[Start MATERIAL FOR THIS EXERCISE]

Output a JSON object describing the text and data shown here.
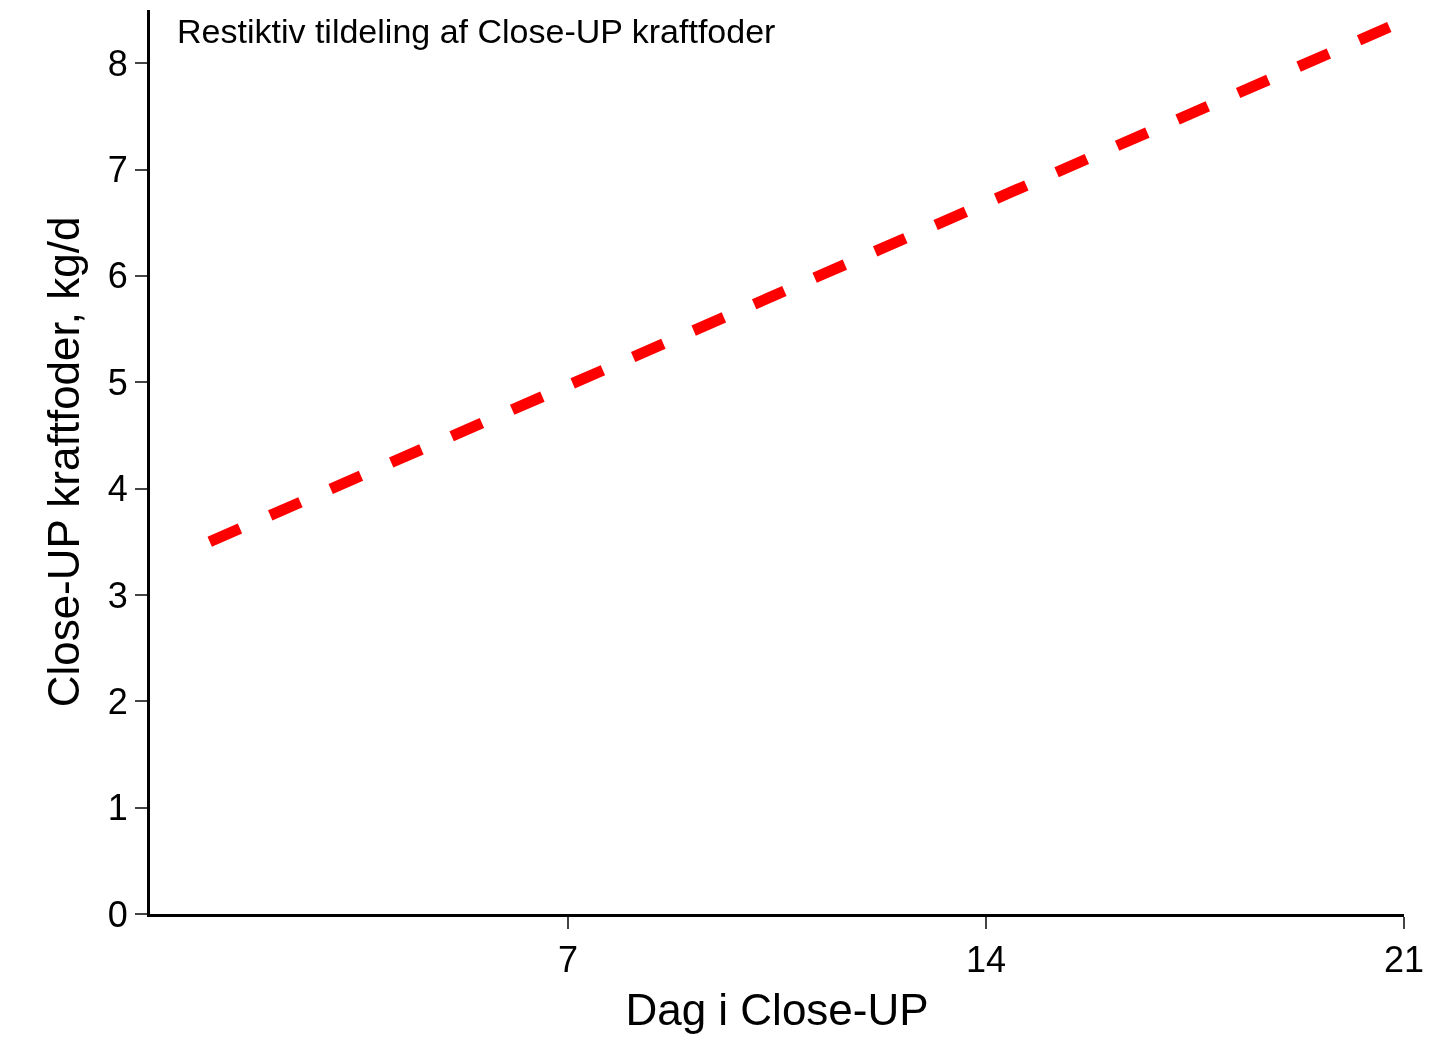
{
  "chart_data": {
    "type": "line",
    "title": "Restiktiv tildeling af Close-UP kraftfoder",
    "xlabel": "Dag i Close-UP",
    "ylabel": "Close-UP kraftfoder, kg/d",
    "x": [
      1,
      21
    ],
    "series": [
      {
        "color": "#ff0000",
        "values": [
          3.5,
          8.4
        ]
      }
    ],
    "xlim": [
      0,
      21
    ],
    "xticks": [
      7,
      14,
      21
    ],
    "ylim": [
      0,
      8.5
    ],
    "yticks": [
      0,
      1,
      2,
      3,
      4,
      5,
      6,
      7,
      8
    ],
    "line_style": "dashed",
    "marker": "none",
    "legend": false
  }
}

[End MATERIAL FOR THIS EXERCISE]
[Start MATERIAL FOR THIS EXERCISE]

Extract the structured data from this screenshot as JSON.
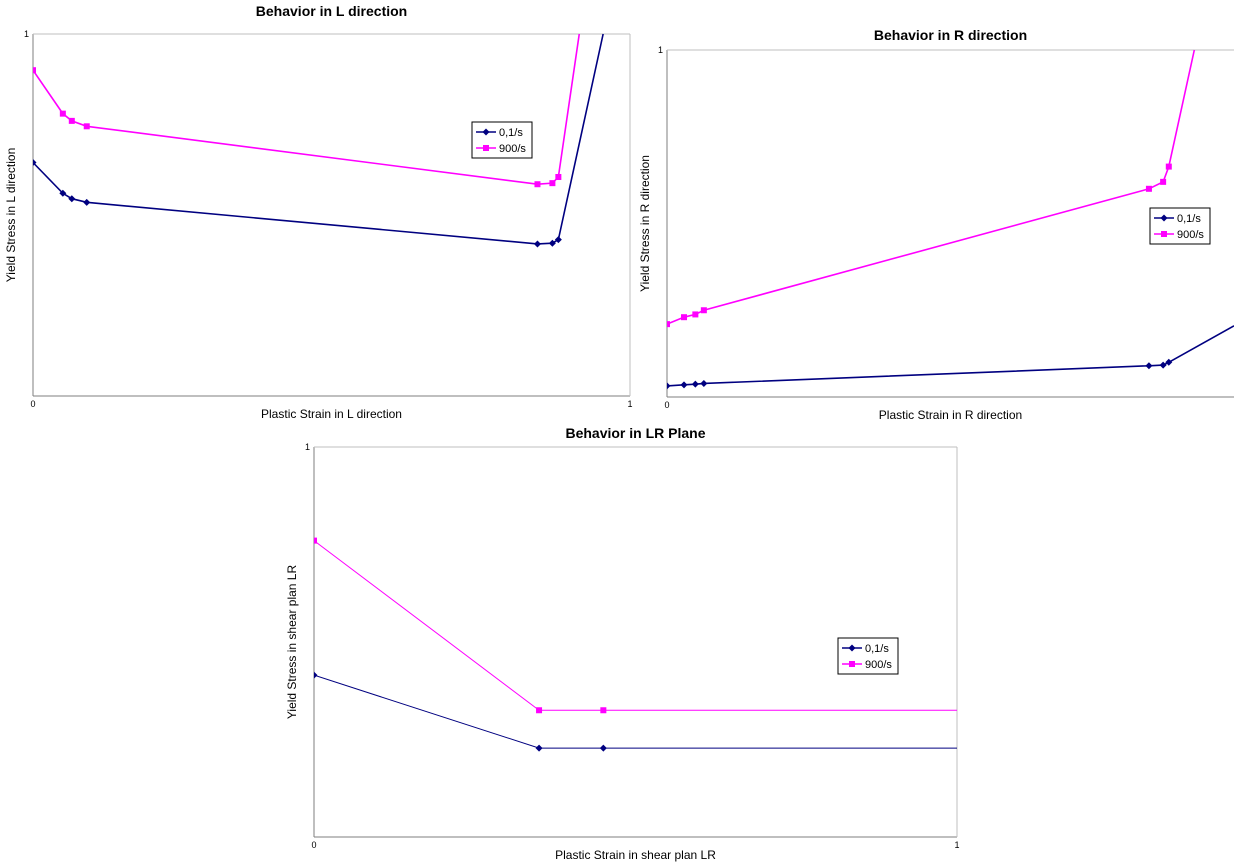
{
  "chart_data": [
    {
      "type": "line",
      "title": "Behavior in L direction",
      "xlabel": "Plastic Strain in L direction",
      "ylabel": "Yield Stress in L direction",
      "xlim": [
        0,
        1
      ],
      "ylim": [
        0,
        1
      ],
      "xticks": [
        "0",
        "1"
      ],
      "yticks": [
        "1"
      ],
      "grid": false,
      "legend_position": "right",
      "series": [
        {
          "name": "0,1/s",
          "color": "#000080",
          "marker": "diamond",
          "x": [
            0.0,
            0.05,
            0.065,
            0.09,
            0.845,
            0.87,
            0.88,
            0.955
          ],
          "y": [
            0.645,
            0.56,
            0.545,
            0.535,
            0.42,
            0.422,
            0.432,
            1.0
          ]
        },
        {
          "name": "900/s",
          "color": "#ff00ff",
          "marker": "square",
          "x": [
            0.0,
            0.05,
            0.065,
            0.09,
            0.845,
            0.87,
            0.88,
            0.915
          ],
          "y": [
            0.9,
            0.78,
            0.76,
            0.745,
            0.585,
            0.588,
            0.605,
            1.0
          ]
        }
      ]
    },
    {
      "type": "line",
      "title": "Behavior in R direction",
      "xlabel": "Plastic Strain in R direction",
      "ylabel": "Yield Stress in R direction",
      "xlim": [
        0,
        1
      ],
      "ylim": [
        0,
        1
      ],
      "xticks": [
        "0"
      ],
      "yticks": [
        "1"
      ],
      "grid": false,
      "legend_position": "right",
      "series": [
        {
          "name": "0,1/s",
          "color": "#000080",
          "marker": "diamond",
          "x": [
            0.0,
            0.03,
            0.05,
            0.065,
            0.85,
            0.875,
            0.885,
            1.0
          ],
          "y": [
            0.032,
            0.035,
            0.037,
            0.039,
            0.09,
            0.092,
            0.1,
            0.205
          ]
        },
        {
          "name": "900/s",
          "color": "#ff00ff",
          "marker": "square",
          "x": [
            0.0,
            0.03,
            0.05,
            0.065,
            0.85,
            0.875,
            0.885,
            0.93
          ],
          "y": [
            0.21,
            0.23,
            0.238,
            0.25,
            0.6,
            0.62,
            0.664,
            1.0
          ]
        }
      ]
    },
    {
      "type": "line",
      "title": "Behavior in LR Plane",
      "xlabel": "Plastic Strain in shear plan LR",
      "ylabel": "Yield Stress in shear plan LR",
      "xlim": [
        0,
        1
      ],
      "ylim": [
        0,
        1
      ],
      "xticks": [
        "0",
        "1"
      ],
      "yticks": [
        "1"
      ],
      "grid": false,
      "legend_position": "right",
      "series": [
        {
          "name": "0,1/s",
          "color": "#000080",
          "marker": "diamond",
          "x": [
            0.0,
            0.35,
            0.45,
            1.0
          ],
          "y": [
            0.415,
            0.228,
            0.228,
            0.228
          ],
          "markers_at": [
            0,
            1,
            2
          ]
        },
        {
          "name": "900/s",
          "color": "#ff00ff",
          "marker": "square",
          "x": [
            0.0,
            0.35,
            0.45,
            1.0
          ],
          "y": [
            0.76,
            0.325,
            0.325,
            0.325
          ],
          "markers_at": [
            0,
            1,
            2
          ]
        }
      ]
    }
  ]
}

[End MATERIAL FOR THIS EXERCISE]

• SET PROBLEM: Locate each line containing the string "title" and show it.

• CORRECT OUTPUT:
    "title": "Restiktiv tildeling af Close-UP kraftfoder",
      "title": "Behavior in L direction",
      "title": "Behavior in R direction",
      "title": "Behavior in LR Plane",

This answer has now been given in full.